_DIRECTIVE_: Copy out the records in full, word for word, without pictures.

_DATASET RECORDS_:

———

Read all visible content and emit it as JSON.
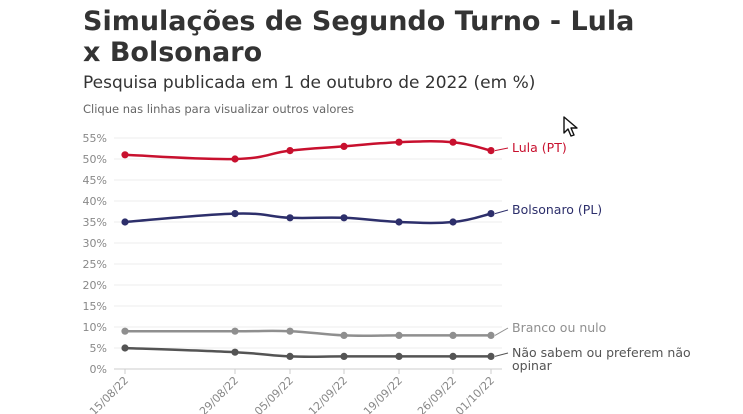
{
  "title": "Simulações de Segundo Turno - Lula x Bolsonaro",
  "subtitle": "Pesquisa publicada em 1 de outubro de 2022 (em %)",
  "hint": "Clique nas linhas para visualizar outros valores",
  "chart_data": {
    "type": "line",
    "x": [
      "15/08/22",
      "29/08/22",
      "05/09/22",
      "12/09/22",
      "19/09/22",
      "26/09/22",
      "01/10/22"
    ],
    "ylim": [
      0,
      55
    ],
    "y_ticks": [
      0,
      5,
      10,
      15,
      20,
      25,
      30,
      35,
      40,
      45,
      50,
      55
    ],
    "y_tick_suffix": "%",
    "grid": true,
    "series": [
      {
        "name": "Lula (PT)",
        "color": "#c8102e",
        "values": [
          51,
          50,
          52,
          53,
          54,
          54,
          52
        ]
      },
      {
        "name": "Bolsonaro (PL)",
        "color": "#2d2f6b",
        "values": [
          35,
          37,
          36,
          36,
          35,
          35,
          37
        ]
      },
      {
        "name": "Branco ou nulo",
        "color": "#8f8f8f",
        "values": [
          9,
          9,
          9,
          8,
          8,
          8,
          8
        ]
      },
      {
        "name": "Não sabem ou preferem não opinar",
        "color": "#545454",
        "values": [
          5,
          4,
          3,
          3,
          3,
          3,
          3
        ]
      }
    ]
  }
}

———

_RESPONSE TO THE TASK_:
Read all visible content and emit it as JSON.
{
  "title": "Simulações de Segundo Turno - Lula x Bolsonaro",
  "subtitle": "Pesquisa publicada em 1 de outubro de 2022 (em %)",
  "hint": "Clique nas linhas para visualizar outros valores",
  "chart_data": {
    "type": "line",
    "x": [
      "15/08/22",
      "29/08/22",
      "05/09/22",
      "12/09/22",
      "19/09/22",
      "26/09/22",
      "01/10/22"
    ],
    "ylim": [
      0,
      55
    ],
    "y_ticks": [
      0,
      5,
      10,
      15,
      20,
      25,
      30,
      35,
      40,
      45,
      50,
      55
    ],
    "y_tick_suffix": "%",
    "grid": true,
    "series": [
      {
        "name": "Lula (PT)",
        "color": "#c8102e",
        "values": [
          51,
          50,
          52,
          53,
          54,
          54,
          52
        ]
      },
      {
        "name": "Bolsonaro (PL)",
        "color": "#2d2f6b",
        "values": [
          35,
          37,
          36,
          36,
          35,
          35,
          37
        ]
      },
      {
        "name": "Branco ou nulo",
        "color": "#8f8f8f",
        "values": [
          9,
          9,
          9,
          8,
          8,
          8,
          8
        ]
      },
      {
        "name": "Não sabem ou preferem não opinar",
        "color": "#545454",
        "values": [
          5,
          4,
          3,
          3,
          3,
          3,
          3
        ]
      }
    ]
  }
}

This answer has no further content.